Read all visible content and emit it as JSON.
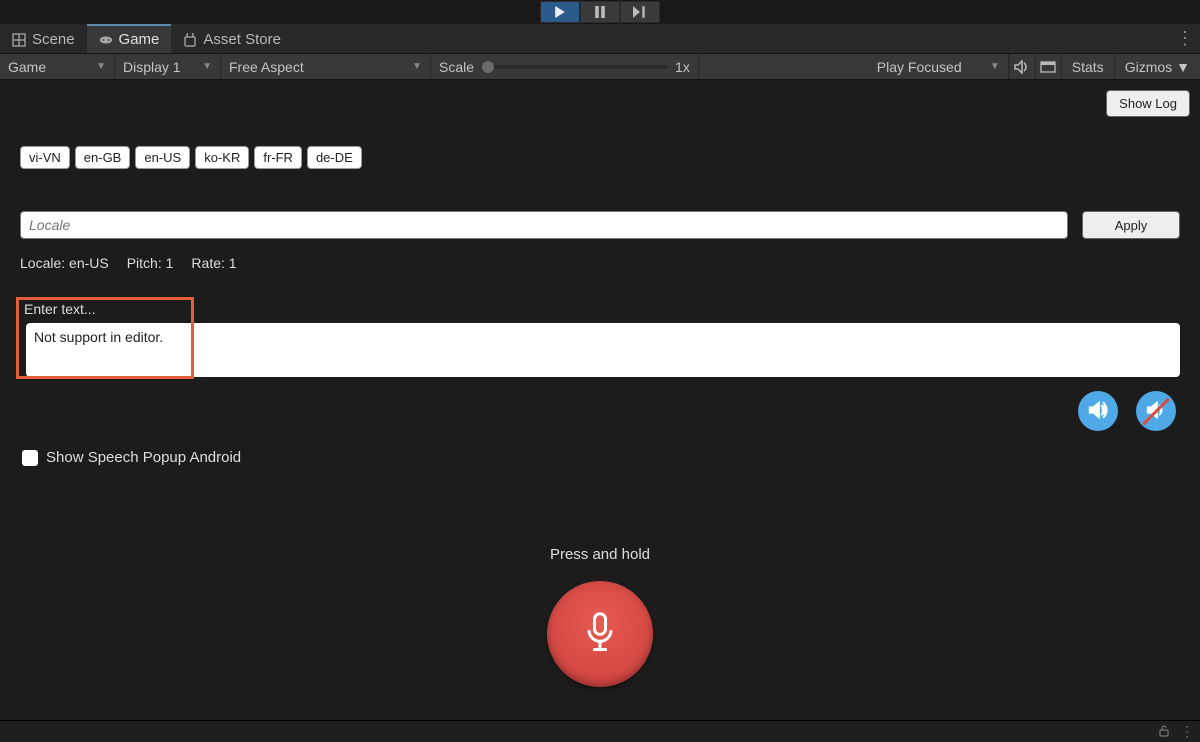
{
  "playbar": {
    "play_active": true
  },
  "tabs": {
    "scene": "Scene",
    "game": "Game",
    "asset_store": "Asset Store",
    "active": "game"
  },
  "options": {
    "view": "Game",
    "display": "Display 1",
    "aspect": "Free Aspect",
    "scale_label": "Scale",
    "scale_value": "1x",
    "play_mode": "Play Focused",
    "stats": "Stats",
    "gizmos": "Gizmos"
  },
  "ui": {
    "show_log": "Show Log",
    "languages": [
      "vi-VN",
      "en-GB",
      "en-US",
      "ko-KR",
      "fr-FR",
      "de-DE"
    ],
    "locale_placeholder": "Locale",
    "apply": "Apply",
    "status": {
      "locale": "Locale: en-US",
      "pitch": "Pitch: 1",
      "rate": "Rate: 1"
    },
    "enter_label": "Enter text...",
    "text_value": "Not support in editor.",
    "checkbox_label": "Show Speech Popup Android",
    "press_hold": "Press and hold"
  }
}
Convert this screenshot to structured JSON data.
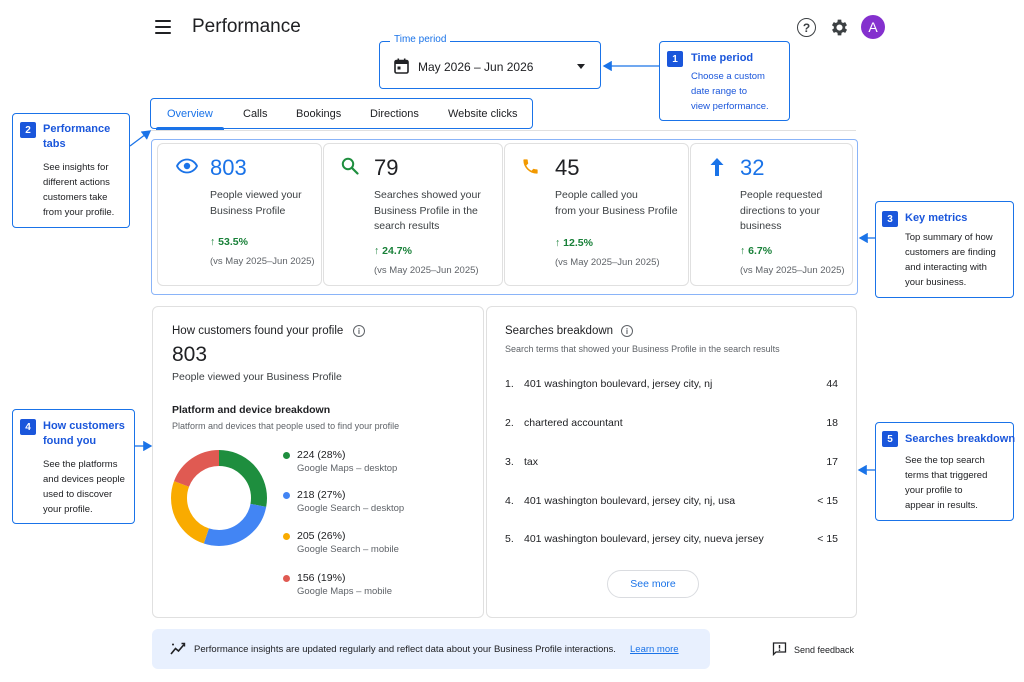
{
  "header": {
    "title": "Performance",
    "avatar_initial": "A"
  },
  "time_period": {
    "legend": "Time period",
    "value": "May 2026 – Jun 2026"
  },
  "tabs": [
    {
      "label": "Overview",
      "active": true
    },
    {
      "label": "Calls",
      "active": false
    },
    {
      "label": "Bookings",
      "active": false
    },
    {
      "label": "Directions",
      "active": false
    },
    {
      "label": "Website clicks",
      "active": false
    }
  ],
  "metrics": [
    {
      "icon": "eye-icon",
      "value": "803",
      "label_lines": [
        "People viewed your",
        "Business Profile"
      ],
      "change": "↑ 53.5%",
      "compare": "(vs May 2025–Jun 2025)"
    },
    {
      "icon": "search-icon",
      "value": "79",
      "label_lines": [
        "Searches showed your",
        "Business Profile in the",
        "search results"
      ],
      "change": "↑ 24.7%",
      "compare": "(vs May 2025–Jun 2025)"
    },
    {
      "icon": "phone-icon",
      "value": "45",
      "label_lines": [
        "People called you",
        "from your Business Profile"
      ],
      "change": "↑ 12.5%",
      "compare": "(vs May 2025–Jun 2025)"
    },
    {
      "icon": "arrow-up-icon",
      "value": "32",
      "label_lines": [
        "People requested",
        "directions to your",
        "business"
      ],
      "change": "↑ 6.7%",
      "compare": "(vs May 2025–Jun 2025)"
    }
  ],
  "found_profile": {
    "title": "How customers found your profile",
    "total": "803",
    "total_label": "People viewed your Business Profile",
    "breakdown_title": "Platform and device breakdown",
    "breakdown_caption": "Platform and devices that people used to find your profile"
  },
  "chart_data": {
    "type": "pie",
    "donut": true,
    "categories": [
      "Google Maps – desktop",
      "Google Search – desktop",
      "Google Search – mobile",
      "Google Maps – mobile"
    ],
    "values": [
      224,
      218,
      205,
      156
    ],
    "percent": [
      28,
      27,
      26,
      19
    ],
    "labels": [
      "224 (28%)",
      "218 (27%)",
      "205 (26%)",
      "156 (19%)"
    ],
    "colors": [
      "#1e8e3e",
      "#4285f4",
      "#f9ab00",
      "#e05a52"
    ]
  },
  "searches": {
    "title": "Searches breakdown",
    "caption": "Search terms that showed your Business Profile in the search results",
    "items": [
      {
        "rank": "1.",
        "term": "401 washington boulevard, jersey city, nj",
        "count": "44"
      },
      {
        "rank": "2.",
        "term": "chartered accountant",
        "count": "18"
      },
      {
        "rank": "3.",
        "term": "tax",
        "count": "17"
      },
      {
        "rank": "4.",
        "term": "401 washington boulevard, jersey city, nj, usa",
        "count": "< 15"
      },
      {
        "rank": "5.",
        "term": "401 washington boulevard, jersey city, nueva jersey",
        "count": "< 15"
      }
    ],
    "see_more": "See more"
  },
  "footer": {
    "text": "Performance insights are updated regularly and reflect data about your Business Profile interactions.",
    "learn_more": "Learn more",
    "feedback": "Send feedback"
  },
  "callouts": [
    {
      "num": "1",
      "title_lines": [
        "Time period"
      ],
      "text_lines": [
        "Choose a custom",
        "date range to",
        "view performance."
      ],
      "text_blue": true
    },
    {
      "num": "2",
      "title_lines": [
        "Performance",
        "tabs"
      ],
      "text_lines": [
        "See insights for",
        "different actions",
        "customers take",
        "from your profile."
      ],
      "text_blue": false
    },
    {
      "num": "3",
      "title_lines": [
        "Key metrics"
      ],
      "text_lines": [
        "Top summary of how",
        "customers are finding",
        "and interacting with",
        "your business."
      ],
      "text_blue": false
    },
    {
      "num": "4",
      "title_lines": [
        "How customers",
        "found you"
      ],
      "text_lines": [
        "See the platforms",
        "and devices people",
        "used to discover",
        "your profile."
      ],
      "text_blue": false
    },
    {
      "num": "5",
      "title_lines": [
        "Searches breakdown"
      ],
      "text_lines": [
        "See the top search",
        "terms that triggered",
        "your profile to",
        "appear in results."
      ],
      "text_blue": false
    }
  ],
  "colors": {
    "accent": "#1a73e8",
    "positive": "#188038",
    "callout_badge": "#1a56db"
  }
}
+===+
§ Your instructions: Exclude the images, then output the data above word for word.

§ Answer for the task:
Read all visible content and emit it as JSON.
{
  "playbar": {
    "play_active": true
  },
  "tabs": {
    "scene": "Scene",
    "game": "Game",
    "asset_store": "Asset Store",
    "active": "game"
  },
  "options": {
    "view": "Game",
    "display": "Display 1",
    "aspect": "Free Aspect",
    "scale_label": "Scale",
    "scale_value": "1x",
    "play_mode": "Play Focused",
    "stats": "Stats",
    "gizmos": "Gizmos"
  },
  "ui": {
    "show_log": "Show Log",
    "languages": [
      "vi-VN",
      "en-GB",
      "en-US",
      "ko-KR",
      "fr-FR",
      "de-DE"
    ],
    "locale_placeholder": "Locale",
    "apply": "Apply",
    "status": {
      "locale": "Locale: en-US",
      "pitch": "Pitch: 1",
      "rate": "Rate: 1"
    },
    "enter_label": "Enter text...",
    "text_value": "Not support in editor.",
    "checkbox_label": "Show Speech Popup Android",
    "press_hold": "Press and hold"
  }
}
Convert this screenshot to structured JSON data.
{
  "header": {
    "title": "Performance",
    "avatar_initial": "A"
  },
  "time_period": {
    "legend": "Time period",
    "value": "May 2026 – Jun 2026"
  },
  "tabs": [
    {
      "label": "Overview",
      "active": true
    },
    {
      "label": "Calls",
      "active": false
    },
    {
      "label": "Bookings",
      "active": false
    },
    {
      "label": "Directions",
      "active": false
    },
    {
      "label": "Website clicks",
      "active": false
    }
  ],
  "metrics": [
    {
      "icon": "eye-icon",
      "value": "803",
      "label_lines": [
        "People viewed your",
        "Business Profile"
      ],
      "change": "↑ 53.5%",
      "compare": "(vs May 2025–Jun 2025)"
    },
    {
      "icon": "search-icon",
      "value": "79",
      "label_lines": [
        "Searches showed your",
        "Business Profile in the",
        "search results"
      ],
      "change": "↑ 24.7%",
      "compare": "(vs May 2025–Jun 2025)"
    },
    {
      "icon": "phone-icon",
      "value": "45",
      "label_lines": [
        "People called you",
        "from your Business Profile"
      ],
      "change": "↑ 12.5%",
      "compare": "(vs May 2025–Jun 2025)"
    },
    {
      "icon": "arrow-up-icon",
      "value": "32",
      "label_lines": [
        "People requested",
        "directions to your",
        "business"
      ],
      "change": "↑ 6.7%",
      "compare": "(vs May 2025–Jun 2025)"
    }
  ],
  "found_profile": {
    "title": "How customers found your profile",
    "total": "803",
    "total_label": "People viewed your Business Profile",
    "breakdown_title": "Platform and device breakdown",
    "breakdown_caption": "Platform and devices that people used to find your profile"
  },
  "chart_data": {
    "type": "pie",
    "donut": true,
    "categories": [
      "Google Maps – desktop",
      "Google Search – desktop",
      "Google Search – mobile",
      "Google Maps – mobile"
    ],
    "values": [
      224,
      218,
      205,
      156
    ],
    "percent": [
      28,
      27,
      26,
      19
    ],
    "labels": [
      "224 (28%)",
      "218 (27%)",
      "205 (26%)",
      "156 (19%)"
    ],
    "colors": [
      "#1e8e3e",
      "#4285f4",
      "#f9ab00",
      "#e05a52"
    ]
  },
  "searches": {
    "title": "Searches breakdown",
    "caption": "Search terms that showed your Business Profile in the search results",
    "items": [
      {
        "rank": "1.",
        "term": "401 washington boulevard, jersey city, nj",
        "count": "44"
      },
      {
        "rank": "2.",
        "term": "chartered accountant",
        "count": "18"
      },
      {
        "rank": "3.",
        "term": "tax",
        "count": "17"
      },
      {
        "rank": "4.",
        "term": "401 washington boulevard, jersey city, nj, usa",
        "count": "< 15"
      },
      {
        "rank": "5.",
        "term": "401 washington boulevard, jersey city, nueva jersey",
        "count": "< 15"
      }
    ],
    "see_more": "See more"
  },
  "footer": {
    "text": "Performance insights are updated regularly and reflect data about your Business Profile interactions.",
    "learn_more": "Learn more",
    "feedback": "Send feedback"
  },
  "callouts": [
    {
      "num": "1",
      "title_lines": [
        "Time period"
      ],
      "text_lines": [
        "Choose a custom",
        "date range to",
        "view performance."
      ],
      "text_blue": true
    },
    {
      "num": "2",
      "title_lines": [
        "Performance",
        "tabs"
      ],
      "text_lines": [
        "See insights for",
        "different actions",
        "customers take",
        "from your profile."
      ],
      "text_blue": false
    },
    {
      "num": "3",
      "title_lines": [
        "Key metrics"
      ],
      "text_lines": [
        "Top summary of how",
        "customers are finding",
        "and interacting with",
        "your business."
      ],
      "text_blue": false
    },
    {
      "num": "4",
      "title_lines": [
        "How customers",
        "found you"
      ],
      "text_lines": [
        "See the platforms",
        "and devices people",
        "used to discover",
        "your profile."
      ],
      "text_blue": false
    },
    {
      "num": "5",
      "title_lines": [
        "Searches breakdown"
      ],
      "text_lines": [
        "See the top search",
        "terms that triggered",
        "your profile to",
        "appear in results."
      ],
      "text_blue": false
    }
  ],
  "colors": {
    "accent": "#1a73e8",
    "positive": "#188038",
    "callout_badge": "#1a56db"
  }
}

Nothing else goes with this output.